>> begin
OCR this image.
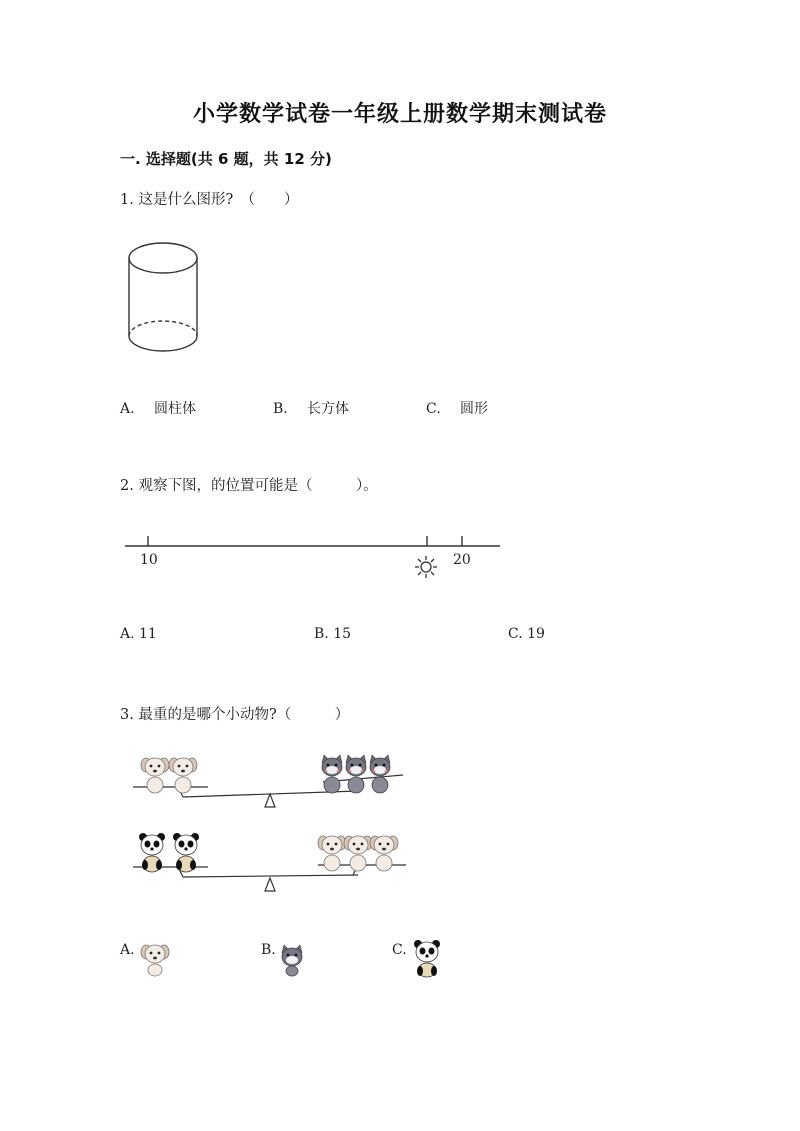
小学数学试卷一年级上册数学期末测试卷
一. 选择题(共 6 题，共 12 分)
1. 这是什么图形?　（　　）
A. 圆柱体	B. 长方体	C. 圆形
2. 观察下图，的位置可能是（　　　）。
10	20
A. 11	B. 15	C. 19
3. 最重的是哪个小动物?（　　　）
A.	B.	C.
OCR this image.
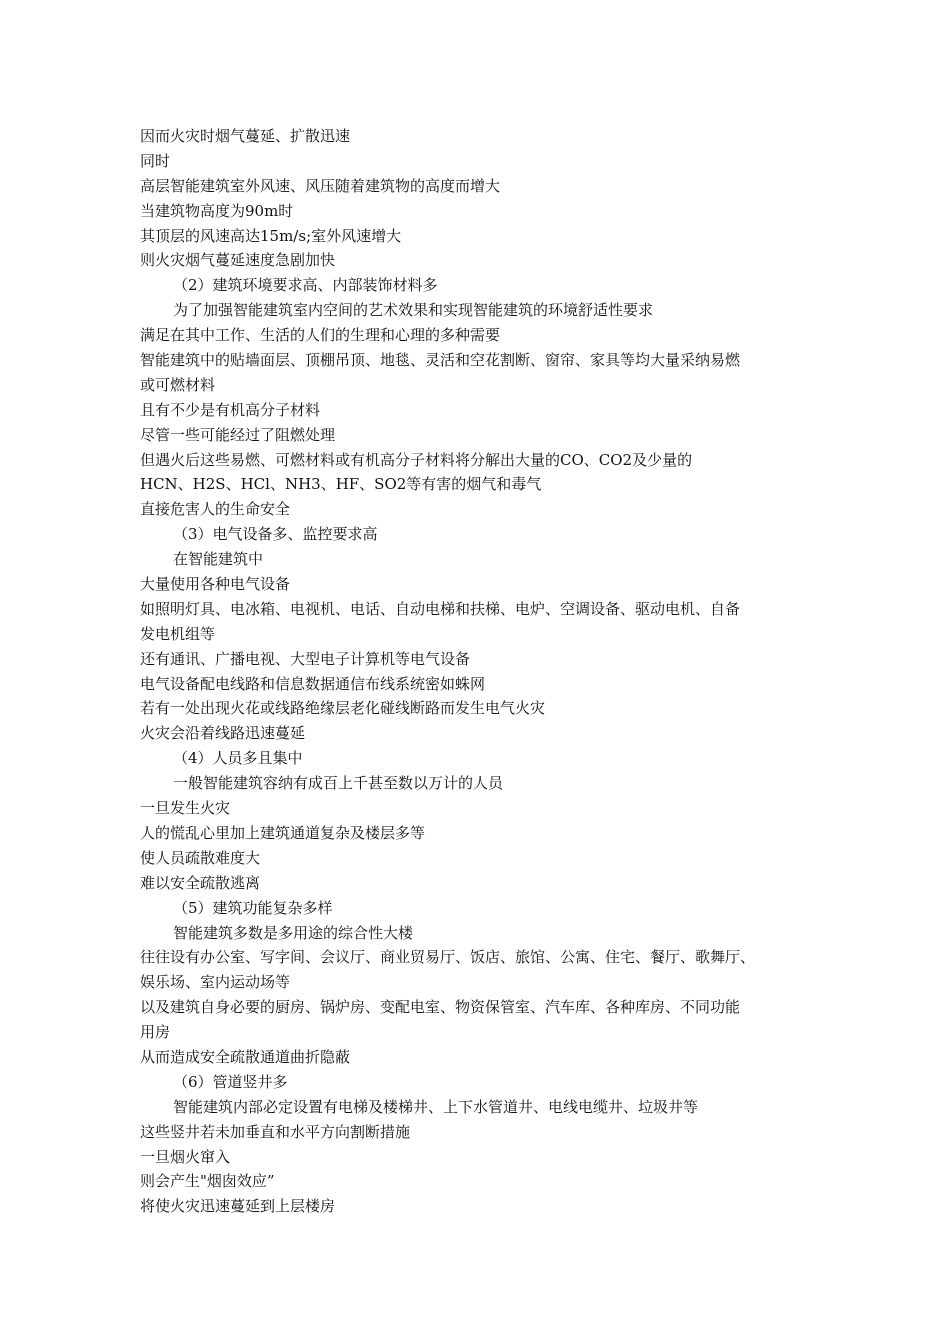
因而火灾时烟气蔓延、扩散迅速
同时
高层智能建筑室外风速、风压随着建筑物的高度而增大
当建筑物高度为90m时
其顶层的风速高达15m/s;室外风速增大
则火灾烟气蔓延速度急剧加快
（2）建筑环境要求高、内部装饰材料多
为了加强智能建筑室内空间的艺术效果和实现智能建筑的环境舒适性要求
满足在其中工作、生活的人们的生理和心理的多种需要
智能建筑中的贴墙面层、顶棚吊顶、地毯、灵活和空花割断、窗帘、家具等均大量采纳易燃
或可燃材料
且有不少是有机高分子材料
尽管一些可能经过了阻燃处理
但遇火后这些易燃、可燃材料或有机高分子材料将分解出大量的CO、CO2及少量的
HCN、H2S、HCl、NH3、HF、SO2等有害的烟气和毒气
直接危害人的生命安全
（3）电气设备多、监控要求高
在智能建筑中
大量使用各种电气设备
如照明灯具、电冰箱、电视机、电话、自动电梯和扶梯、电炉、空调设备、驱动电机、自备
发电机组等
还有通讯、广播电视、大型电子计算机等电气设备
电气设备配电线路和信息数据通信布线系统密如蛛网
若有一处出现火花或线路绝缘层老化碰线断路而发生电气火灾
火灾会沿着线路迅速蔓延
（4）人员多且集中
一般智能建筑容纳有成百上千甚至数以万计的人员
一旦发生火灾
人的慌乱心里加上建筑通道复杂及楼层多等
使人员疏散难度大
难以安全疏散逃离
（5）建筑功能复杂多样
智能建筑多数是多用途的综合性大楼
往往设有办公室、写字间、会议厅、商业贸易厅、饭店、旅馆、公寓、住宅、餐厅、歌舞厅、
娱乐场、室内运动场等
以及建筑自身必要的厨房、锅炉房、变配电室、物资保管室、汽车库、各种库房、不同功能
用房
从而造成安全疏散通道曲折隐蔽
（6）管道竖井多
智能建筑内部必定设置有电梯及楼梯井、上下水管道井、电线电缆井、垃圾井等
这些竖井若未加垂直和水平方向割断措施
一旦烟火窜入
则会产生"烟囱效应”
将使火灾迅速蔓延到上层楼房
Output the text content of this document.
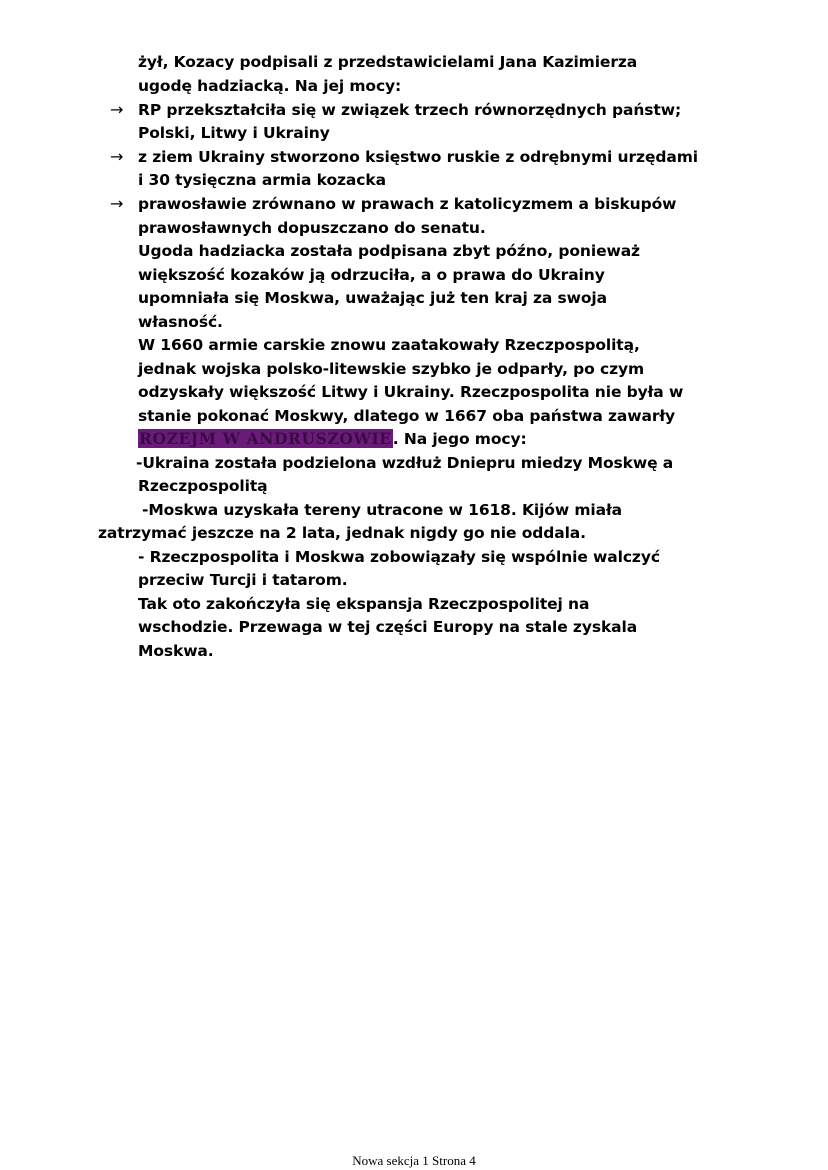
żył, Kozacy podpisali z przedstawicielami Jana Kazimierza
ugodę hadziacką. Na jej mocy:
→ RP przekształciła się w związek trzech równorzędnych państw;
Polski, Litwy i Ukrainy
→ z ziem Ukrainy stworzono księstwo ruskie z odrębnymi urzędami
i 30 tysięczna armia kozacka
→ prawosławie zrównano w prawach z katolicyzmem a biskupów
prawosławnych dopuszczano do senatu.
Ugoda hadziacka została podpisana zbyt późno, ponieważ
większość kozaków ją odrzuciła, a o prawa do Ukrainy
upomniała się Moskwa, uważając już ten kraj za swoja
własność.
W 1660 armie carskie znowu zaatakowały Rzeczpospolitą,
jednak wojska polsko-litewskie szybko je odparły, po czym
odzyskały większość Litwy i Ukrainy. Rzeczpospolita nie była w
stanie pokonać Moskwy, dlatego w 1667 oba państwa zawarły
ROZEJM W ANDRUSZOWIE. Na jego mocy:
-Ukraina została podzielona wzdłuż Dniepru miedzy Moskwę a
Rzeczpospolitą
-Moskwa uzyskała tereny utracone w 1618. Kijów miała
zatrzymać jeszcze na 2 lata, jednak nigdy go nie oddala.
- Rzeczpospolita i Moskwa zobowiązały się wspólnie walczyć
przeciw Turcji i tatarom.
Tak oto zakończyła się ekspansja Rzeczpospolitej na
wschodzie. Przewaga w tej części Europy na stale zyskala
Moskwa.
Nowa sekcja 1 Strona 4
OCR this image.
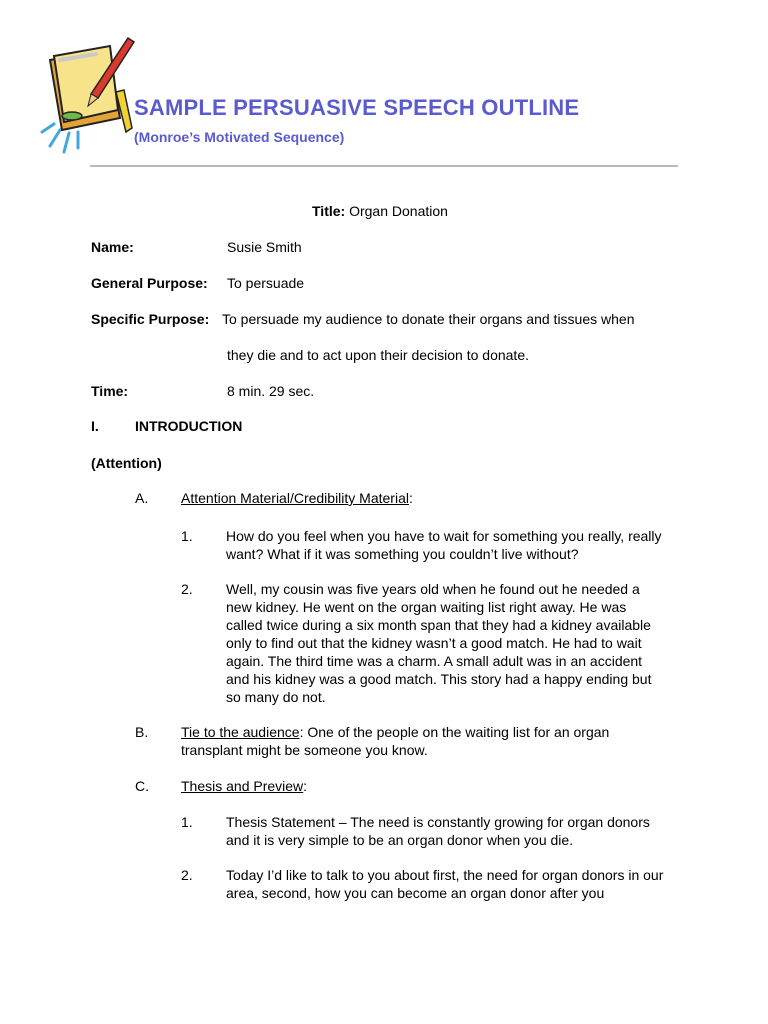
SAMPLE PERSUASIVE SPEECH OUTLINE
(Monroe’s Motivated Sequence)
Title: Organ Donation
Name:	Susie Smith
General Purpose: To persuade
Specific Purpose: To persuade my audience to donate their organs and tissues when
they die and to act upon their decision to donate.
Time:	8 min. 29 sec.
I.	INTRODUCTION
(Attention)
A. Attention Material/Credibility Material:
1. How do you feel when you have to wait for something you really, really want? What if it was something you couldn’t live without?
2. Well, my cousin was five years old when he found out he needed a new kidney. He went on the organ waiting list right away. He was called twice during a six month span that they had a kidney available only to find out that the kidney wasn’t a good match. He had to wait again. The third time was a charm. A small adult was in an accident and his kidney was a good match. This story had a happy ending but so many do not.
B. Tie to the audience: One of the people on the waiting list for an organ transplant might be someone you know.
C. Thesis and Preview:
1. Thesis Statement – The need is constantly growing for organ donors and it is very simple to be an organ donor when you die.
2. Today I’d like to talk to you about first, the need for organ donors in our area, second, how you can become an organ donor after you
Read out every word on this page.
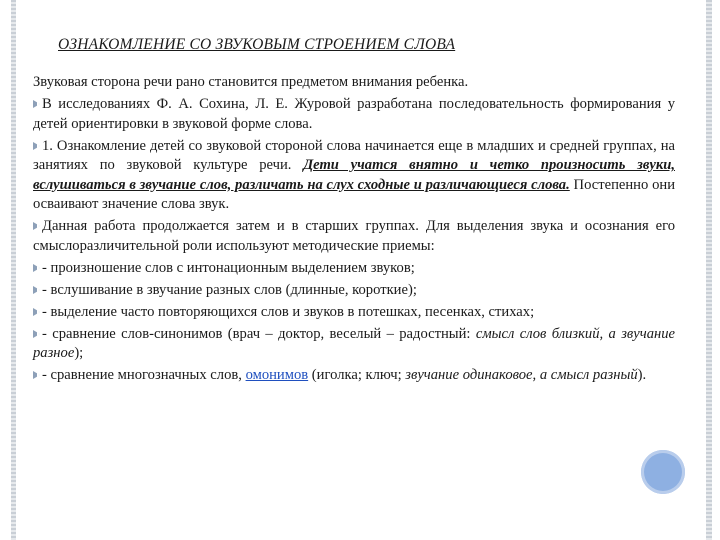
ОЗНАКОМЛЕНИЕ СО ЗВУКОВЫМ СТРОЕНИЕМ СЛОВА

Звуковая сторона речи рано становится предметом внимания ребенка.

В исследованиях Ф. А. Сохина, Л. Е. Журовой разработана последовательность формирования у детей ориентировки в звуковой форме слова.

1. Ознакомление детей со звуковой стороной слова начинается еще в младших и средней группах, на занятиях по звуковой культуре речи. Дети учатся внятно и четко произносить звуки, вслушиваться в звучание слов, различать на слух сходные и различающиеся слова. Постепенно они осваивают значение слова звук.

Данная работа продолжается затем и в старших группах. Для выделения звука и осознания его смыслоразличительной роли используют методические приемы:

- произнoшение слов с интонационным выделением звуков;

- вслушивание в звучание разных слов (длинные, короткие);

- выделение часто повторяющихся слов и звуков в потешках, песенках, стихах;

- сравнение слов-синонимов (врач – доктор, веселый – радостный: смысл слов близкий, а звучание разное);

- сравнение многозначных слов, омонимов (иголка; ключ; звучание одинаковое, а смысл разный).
>> end
_TASK REQUIREMENTS:_
Copy the listing over exactly, skipping the pictures it holds.

_RESPONSE TO THE TASK:_
OCR this image.
小学数学试卷一年级上册数学期末测试卷
一. 选择题(共 6 题，共 12 分)
1. 这是什么图形?　（　　）
A. 圆柱体	B. 长方体	C. 圆形
2. 观察下图，的位置可能是（　　　）。
10	20
A. 11	B. 15	C. 19
3. 最重的是哪个小动物?（　　　）
A.	B.	C.
OCR this image.
因而火灾时烟气蔓延、扩散迅速
同时
高层智能建筑室外风速、风压随着建筑物的高度而增大
当建筑物高度为90m时
其顶层的风速高达15m/s;室外风速增大
则火灾烟气蔓延速度急剧加快
（2）建筑环境要求高、内部装饰材料多
为了加强智能建筑室内空间的艺术效果和实现智能建筑的环境舒适性要求
满足在其中工作、生活的人们的生理和心理的多种需要
智能建筑中的贴墙面层、顶棚吊顶、地毯、灵活和空花割断、窗帘、家具等均大量采纳易燃
或可燃材料
且有不少是有机高分子材料
尽管一些可能经过了阻燃处理
但遇火后这些易燃、可燃材料或有机高分子材料将分解出大量的CO、CO2及少量的
HCN、H2S、HCl、NH3、HF、SO2等有害的烟气和毒气
直接危害人的生命安全
（3）电气设备多、监控要求高
在智能建筑中
大量使用各种电气设备
如照明灯具、电冰箱、电视机、电话、自动电梯和扶梯、电炉、空调设备、驱动电机、自备
发电机组等
还有通讯、广播电视、大型电子计算机等电气设备
电气设备配电线路和信息数据通信布线系统密如蛛网
若有一处出现火花或线路绝缘层老化碰线断路而发生电气火灾
火灾会沿着线路迅速蔓延
（4）人员多且集中
一般智能建筑容纳有成百上千甚至数以万计的人员
一旦发生火灾
人的慌乱心里加上建筑通道复杂及楼层多等
使人员疏散难度大
难以安全疏散逃离
（5）建筑功能复杂多样
智能建筑多数是多用途的综合性大楼
往往设有办公室、写字间、会议厅、商业贸易厅、饭店、旅馆、公寓、住宅、餐厅、歌舞厅、
娱乐场、室内运动场等
以及建筑自身必要的厨房、锅炉房、变配电室、物资保管室、汽车库、各种库房、不同功能
用房
从而造成安全疏散通道曲折隐蔽
（6）管道竖井多
智能建筑内部必定设置有电梯及楼梯井、上下水管道井、电线电缆井、垃圾井等
这些竖井若未加垂直和水平方向割断措施
一旦烟火窜入
则会产生"烟囱效应”
将使火灾迅速蔓延到上层楼房
Output the text content of this document.
żył, Kozacy podpisali z przedstawicielami Jana Kazimierza
ugodę hadziacką. Na jej mocy:
→ RP przekształciła się w związek trzech równorzędnych państw;
Polski, Litwy i Ukrainy
→ z ziem Ukrainy stworzono księstwo ruskie z odrębnymi urzędami
i 30 tysięczna armia kozacka
→ prawosławie zrównano w prawach z katolicyzmem a biskupów
prawosławnych dopuszczano do senatu.
Ugoda hadziacka została podpisana zbyt późno, ponieważ
większość kozaków ją odrzuciła, a o prawa do Ukrainy
upomniała się Moskwa, uważając już ten kraj za swoja
własność.
W 1660 armie carskie znowu zaatakowały Rzeczpospolitą,
jednak wojska polsko-litewskie szybko je odparły, po czym
odzyskały większość Litwy i Ukrainy. Rzeczpospolita nie była w
stanie pokonać Moskwy, dlatego w 1667 oba państwa zawarły
ROZEJM W ANDRUSZOWIE. Na jego mocy:
-Ukraina została podzielona wzdłuż Dniepru miedzy Moskwę a
Rzeczpospolitą
-Moskwa uzyskała tereny utracone w 1618. Kijów miała
zatrzymać jeszcze na 2 lata, jednak nigdy go nie oddala.
- Rzeczpospolita i Moskwa zobowiązały się wspólnie walczyć
przeciw Turcji i tatarom.
Tak oto zakończyła się ekspansja Rzeczpospolitej na
wschodzie. Przewaga w tej części Europy na stale zyskala
Moskwa.
Nowa sekcja 1 Strona 4
OCR this image.
SAMPLE PERSUASIVE SPEECH OUTLINE
(Monroe’s Motivated Sequence)
Title: Organ Donation
Name:	Susie Smith
General Purpose: To persuade
Specific Purpose: To persuade my audience to donate their organs and tissues when
they die and to act upon their decision to donate.
Time:	8 min. 29 sec.
I.	INTRODUCTION
(Attention)
A. Attention Material/Credibility Material:
1. How do you feel when you have to wait for something you really, really want? What if it was something you couldn’t live without?
2. Well, my cousin was five years old when he found out he needed a new kidney. He went on the organ waiting list right away. He was called twice during a six month span that they had a kidney available only to find out that the kidney wasn’t a good match. He had to wait again. The third time was a charm. A small adult was in an accident and his kidney was a good match. This story had a happy ending but so many do not.
B. Tie to the audience: One of the people on the waiting list for an organ transplant might be someone you know.
C. Thesis and Preview:
1. Thesis Statement – The need is constantly growing for organ donors and it is very simple to be an organ donor when you die.
2. Today I’d like to talk to you about first, the need for organ donors in our area, second, how you can become an organ donor after you
Read out every word on this page.
ОЗНАКОМЛЕНИЕ СО ЗВУКОВЫМ СТРОЕНИЕМ СЛОВА

Звуковая сторона речи рано становится предметом внимания ребенка.

В исследованиях Ф. А. Сохина, Л. Е. Журовой разработана последовательность формирования у детей ориентировки в звуковой форме слова.

1. Ознакомление детей со звуковой стороной слова начинается еще в младших и средней группах, на занятиях по звуковой культуре речи. Дети учатся внятно и четко произносить звуки, вслушиваться в звучание слов, различать на слух сходные и различающиеся слова. Постепенно они осваивают значение слова звук.

Данная работа продолжается затем и в старших группах. Для выделения звука и осознания его смыслоразличительной роли используют методические приемы:

- произнoшение слов с интонационным выделением звуков;

- вслушивание в звучание разных слов (длинные, короткие);

- выделение часто повторяющихся слов и звуков в потешках, песенках, стихах;

- сравнение слов-синонимов (врач – доктор, веселый – радостный: смысл слов близкий, а звучание разное);

- сравнение многозначных слов, омонимов (иголка; ключ; звучание одинаковое, а смысл разный).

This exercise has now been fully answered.